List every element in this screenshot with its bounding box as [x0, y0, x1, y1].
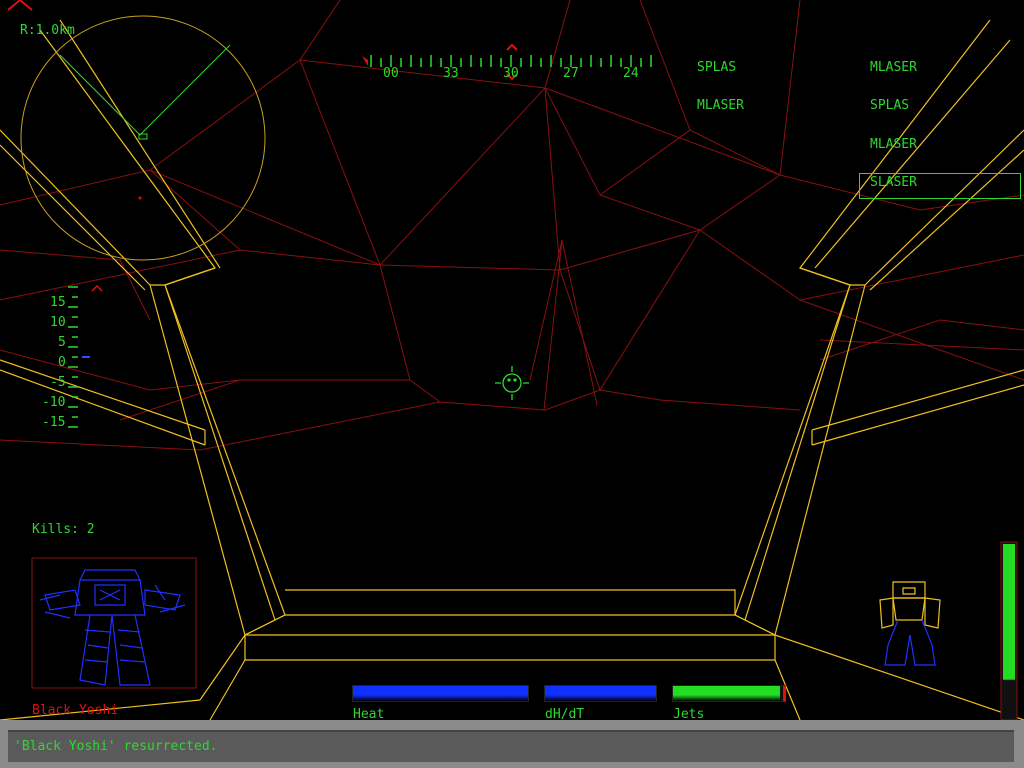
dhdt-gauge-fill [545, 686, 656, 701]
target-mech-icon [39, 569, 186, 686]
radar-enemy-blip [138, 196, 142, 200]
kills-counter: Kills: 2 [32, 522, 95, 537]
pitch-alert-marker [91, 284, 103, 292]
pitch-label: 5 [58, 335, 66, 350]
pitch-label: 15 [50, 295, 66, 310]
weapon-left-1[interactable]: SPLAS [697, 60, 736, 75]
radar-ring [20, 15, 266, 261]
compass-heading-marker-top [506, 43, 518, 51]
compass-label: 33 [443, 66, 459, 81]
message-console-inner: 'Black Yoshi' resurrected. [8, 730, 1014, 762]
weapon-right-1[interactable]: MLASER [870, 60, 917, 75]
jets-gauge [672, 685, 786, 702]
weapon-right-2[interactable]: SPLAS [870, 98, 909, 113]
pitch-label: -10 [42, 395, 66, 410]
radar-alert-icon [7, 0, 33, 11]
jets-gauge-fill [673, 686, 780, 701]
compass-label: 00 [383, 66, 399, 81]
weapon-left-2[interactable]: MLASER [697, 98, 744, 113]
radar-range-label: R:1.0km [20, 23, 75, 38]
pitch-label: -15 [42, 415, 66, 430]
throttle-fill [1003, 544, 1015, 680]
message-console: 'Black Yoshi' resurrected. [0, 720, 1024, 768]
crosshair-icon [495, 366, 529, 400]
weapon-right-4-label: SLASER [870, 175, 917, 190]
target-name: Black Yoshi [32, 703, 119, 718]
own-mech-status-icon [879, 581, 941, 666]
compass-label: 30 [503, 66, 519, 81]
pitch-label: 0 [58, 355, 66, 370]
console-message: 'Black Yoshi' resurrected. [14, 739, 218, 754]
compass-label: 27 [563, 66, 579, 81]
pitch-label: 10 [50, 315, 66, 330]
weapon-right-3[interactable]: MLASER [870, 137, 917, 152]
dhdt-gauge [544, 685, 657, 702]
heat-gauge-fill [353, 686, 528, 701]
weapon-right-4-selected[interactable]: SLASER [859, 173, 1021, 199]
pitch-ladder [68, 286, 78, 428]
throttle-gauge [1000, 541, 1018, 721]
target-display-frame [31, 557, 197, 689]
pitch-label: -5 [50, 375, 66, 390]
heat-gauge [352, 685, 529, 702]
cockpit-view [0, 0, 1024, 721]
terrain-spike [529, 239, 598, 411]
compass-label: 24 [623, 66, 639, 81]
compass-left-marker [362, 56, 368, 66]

* * *

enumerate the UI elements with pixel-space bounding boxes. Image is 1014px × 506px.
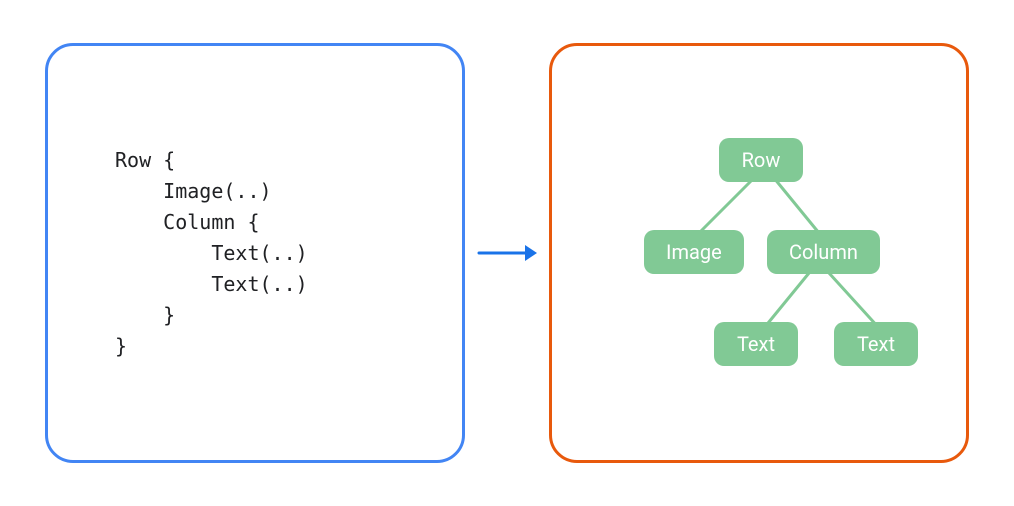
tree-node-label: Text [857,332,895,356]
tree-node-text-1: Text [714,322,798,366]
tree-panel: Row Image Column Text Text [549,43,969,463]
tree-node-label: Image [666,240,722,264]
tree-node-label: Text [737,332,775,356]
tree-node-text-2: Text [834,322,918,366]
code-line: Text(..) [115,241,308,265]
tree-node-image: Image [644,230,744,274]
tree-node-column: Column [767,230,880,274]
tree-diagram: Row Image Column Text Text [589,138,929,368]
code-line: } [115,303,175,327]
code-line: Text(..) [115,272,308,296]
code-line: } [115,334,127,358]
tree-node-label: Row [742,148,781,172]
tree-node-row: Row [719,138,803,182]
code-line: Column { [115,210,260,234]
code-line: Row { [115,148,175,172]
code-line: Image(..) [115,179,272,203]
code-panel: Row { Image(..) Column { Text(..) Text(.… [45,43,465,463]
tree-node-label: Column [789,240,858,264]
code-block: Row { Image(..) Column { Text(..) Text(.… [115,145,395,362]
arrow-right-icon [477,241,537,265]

- AIM
Turn the part of the items that opens with the line containing "tree-node-label: Text [857,332,895,356]" and closes with the line containing "code-line: Image(..) [115,179,272,203]" into a JSON list of strings, one string per line, skipping blank lines.

- TASK OUTPUT
[
  "tree-node-label: Text [857,332,895,356]",
  "tree-node-text-1: Text [714,322,798,366]",
  "tree-panel: Row Image Column Text Text [549,43,969,463]",
  "tree-node-label: Image [666,240,722,264]",
  "tree-node-label: Text [737,332,775,356]",
  "tree-node-text-2: Text [834,322,918,366]",
  "code-line: Text(..) [115,241,308,265]",
  "tree-node-image: Image [644,230,744,274]",
  "tree-node-column: Column [767,230,880,274]",
  "tree-diagram: Row Image Column Text Text [589,138,929,368]",
  "code-line: } [115,303,175,327]",
  "code-line: Text(..) [115,272,308,296]",
  "code-line: } [115,334,127,358]",
  "tree-node-label: Row [742,148,781,172]",
  "tree-node-row: Row [719,138,803,182]",
  "code-line: Column { [115,210,260,234]",
  "code-line: Row { [115,148,175,172]",
  "code-line: Image(..) [115,179,272,203]"
]